(Items from a figure collection)
## Start
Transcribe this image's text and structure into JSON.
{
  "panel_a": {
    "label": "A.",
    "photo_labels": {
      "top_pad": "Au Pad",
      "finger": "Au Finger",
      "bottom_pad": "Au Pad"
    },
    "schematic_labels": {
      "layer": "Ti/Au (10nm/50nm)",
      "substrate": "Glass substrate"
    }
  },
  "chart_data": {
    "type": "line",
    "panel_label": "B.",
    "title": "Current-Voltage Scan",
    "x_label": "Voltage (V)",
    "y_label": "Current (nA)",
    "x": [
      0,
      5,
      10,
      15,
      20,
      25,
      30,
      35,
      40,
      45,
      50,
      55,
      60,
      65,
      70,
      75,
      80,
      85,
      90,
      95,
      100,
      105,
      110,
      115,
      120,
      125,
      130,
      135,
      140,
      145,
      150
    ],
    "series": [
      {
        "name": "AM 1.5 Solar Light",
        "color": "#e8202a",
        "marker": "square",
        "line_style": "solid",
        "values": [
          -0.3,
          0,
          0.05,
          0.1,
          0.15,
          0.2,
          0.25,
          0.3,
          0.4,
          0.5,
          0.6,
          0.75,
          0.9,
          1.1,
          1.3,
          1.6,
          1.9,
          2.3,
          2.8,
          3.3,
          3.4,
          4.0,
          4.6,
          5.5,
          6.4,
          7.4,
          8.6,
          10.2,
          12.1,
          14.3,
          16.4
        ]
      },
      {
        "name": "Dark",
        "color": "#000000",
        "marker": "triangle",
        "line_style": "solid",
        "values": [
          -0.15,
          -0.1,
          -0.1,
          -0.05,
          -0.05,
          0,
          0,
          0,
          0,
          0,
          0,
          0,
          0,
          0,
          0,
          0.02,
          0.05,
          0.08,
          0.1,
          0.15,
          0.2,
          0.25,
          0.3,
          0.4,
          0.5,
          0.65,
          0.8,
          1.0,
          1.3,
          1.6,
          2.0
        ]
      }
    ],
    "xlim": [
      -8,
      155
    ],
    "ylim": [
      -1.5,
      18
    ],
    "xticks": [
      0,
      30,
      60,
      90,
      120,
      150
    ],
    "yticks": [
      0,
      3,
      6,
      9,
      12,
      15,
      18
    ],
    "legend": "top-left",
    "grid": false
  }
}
## End
■ **Given request**
Extract all lines of the records above that include "Current".

■ **Reply**
    "title": "Current-Voltage Scan",
    "y_label": "Current (nA)",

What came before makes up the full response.